___ Data listing ___
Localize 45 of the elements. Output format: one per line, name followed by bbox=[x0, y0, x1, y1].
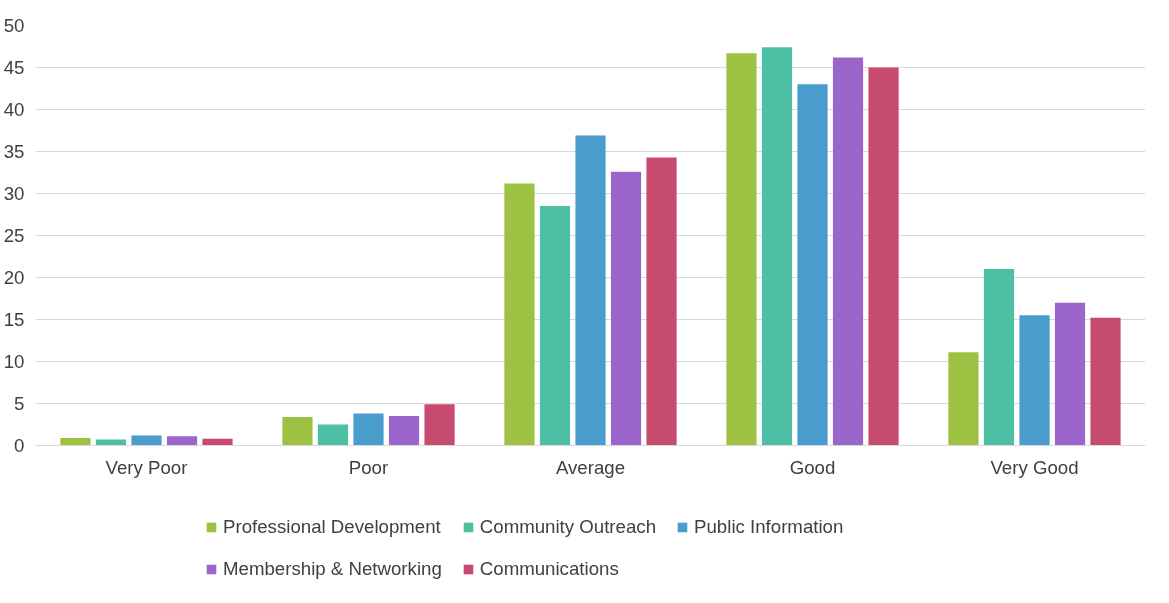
bar bbox=[388, 416, 420, 446]
bar bbox=[60, 437, 91, 446]
legend-label: Membership & Networking bbox=[223, 558, 442, 580]
bar bbox=[1090, 317, 1121, 446]
y-tick-label: 10 bbox=[3, 351, 25, 372]
bar bbox=[202, 438, 233, 446]
bar bbox=[353, 413, 384, 446]
bar bbox=[504, 183, 535, 446]
bar bbox=[646, 157, 677, 446]
bar bbox=[1054, 302, 1086, 446]
bar bbox=[832, 57, 864, 446]
x-tick-label: Poor bbox=[348, 456, 389, 478]
y-tick-label: 35 bbox=[3, 141, 25, 162]
bar bbox=[797, 84, 828, 446]
y-tick-label: 5 bbox=[14, 393, 25, 414]
x-tick-label: Very Poor bbox=[105, 456, 188, 478]
legend-label: Public Information bbox=[694, 516, 844, 538]
bar bbox=[726, 53, 757, 446]
legend-label: Professional Development bbox=[223, 516, 441, 538]
bar bbox=[761, 47, 793, 446]
x-tick-label: Average bbox=[555, 456, 626, 478]
y-tick-label: 50 bbox=[3, 15, 25, 36]
bar bbox=[1019, 315, 1050, 446]
bar bbox=[610, 171, 642, 446]
bar bbox=[539, 206, 571, 446]
x-tick-label: Very Good bbox=[990, 456, 1079, 478]
bar bbox=[868, 67, 899, 446]
y-tick-label: 45 bbox=[3, 57, 25, 78]
y-tick-label: 40 bbox=[3, 99, 25, 120]
y-tick-label: 25 bbox=[3, 225, 25, 246]
bar bbox=[166, 436, 198, 446]
bar bbox=[282, 416, 313, 446]
y-tick-label: 20 bbox=[3, 267, 25, 288]
legend-label: Communications bbox=[479, 558, 619, 580]
bar bbox=[983, 269, 1015, 446]
bar bbox=[575, 135, 606, 446]
y-tick-label: 0 bbox=[14, 435, 25, 456]
y-tick-label: 15 bbox=[3, 309, 25, 330]
bar bbox=[131, 435, 162, 446]
bar bbox=[317, 424, 349, 446]
y-tick-label: 30 bbox=[3, 183, 25, 204]
bar bbox=[948, 352, 979, 446]
bar bbox=[424, 404, 455, 446]
legend-label: Community Outreach bbox=[479, 516, 657, 538]
x-tick-label: Good bbox=[789, 456, 836, 478]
___
**Exercise description**
Convert every line of the entries above into a Markdown table with two columns, Row for the running number and Line for the text, leaving out blank lines. Omit the pictures.

**Task response**
| Row | Line |
|---|---|
| 1 | Localize 45 of the elements. Output format: one per line, name followed by bbox=[x0, y0, x1, y1]. |
| 2 | bar bbox=[388, 416, 420, 446] |
| 3 | bar bbox=[60, 437, 91, 446] |
| 4 | legend-label: Membership & Networking bbox=[223, 558, 442, 580] |
| 5 | bar bbox=[1090, 317, 1121, 446] |
| 6 | y-tick-label: 10 bbox=[3, 351, 25, 372] |
| 7 | bar bbox=[202, 438, 233, 446] |
| 8 | bar bbox=[353, 413, 384, 446] |
| 9 | bar bbox=[504, 183, 535, 446] |
| 10 | bar bbox=[646, 157, 677, 446] |
| 11 | bar bbox=[1054, 302, 1086, 446] |
| 12 | bar bbox=[832, 57, 864, 446] |
| 13 | x-tick-label: Poor bbox=[348, 456, 389, 478] |
| 14 | y-tick-label: 35 bbox=[3, 141, 25, 162] |
| 15 | bar bbox=[797, 84, 828, 446] |
| 16 | y-tick-label: 5 bbox=[14, 393, 25, 414] |
| 17 | x-tick-label: Very Poor bbox=[105, 456, 188, 478] |
| 18 | legend-label: Public Information bbox=[694, 516, 844, 538] |
| 19 | bar bbox=[726, 53, 757, 446] |
| 20 | legend-label: Professional Development bbox=[223, 516, 441, 538] |
| 21 | bar bbox=[761, 47, 793, 446] |
| 22 | x-tick-label: Average bbox=[555, 456, 626, 478] |
| 23 | y-tick-label: 50 bbox=[3, 15, 25, 36] |
| 24 | bar bbox=[1019, 315, 1050, 446] |
| 25 | bar bbox=[610, 171, 642, 446] |
| 26 | bar bbox=[539, 206, 571, 446] |
| 27 | x-tick-label: Very Good bbox=[990, 456, 1079, 478] |
| 28 | bar bbox=[868, 67, 899, 446] |
| 29 | y-tick-label: 45 bbox=[3, 57, 25, 78] |
| 30 | y-tick-label: 40 bbox=[3, 99, 25, 120] |
| 31 | y-tick-label: 25 bbox=[3, 225, 25, 246] |
| 32 | bar bbox=[166, 436, 198, 446] |
| 33 | bar bbox=[282, 416, 313, 446] |
| 34 | y-tick-label: 20 bbox=[3, 267, 25, 288] |
| 35 | legend-label: Communications bbox=[479, 558, 619, 580] |
| 36 | bar bbox=[983, 269, 1015, 446] |
| 37 | bar bbox=[575, 135, 606, 446] |
| 38 | y-tick-label: 0 bbox=[14, 435, 25, 456] |
| 39 | y-tick-label: 15 bbox=[3, 309, 25, 330] |
| 40 | bar bbox=[131, 435, 162, 446] |
| 41 | bar bbox=[317, 424, 349, 446] |
| 42 | y-tick-label: 30 bbox=[3, 183, 25, 204] |
| 43 | bar bbox=[948, 352, 979, 446] |
| 44 | bar bbox=[424, 404, 455, 446] |
| 45 | legend-label: Community Outreach bbox=[479, 516, 657, 538] |
| 46 | x-tick-label: Good bbox=[789, 456, 836, 478] |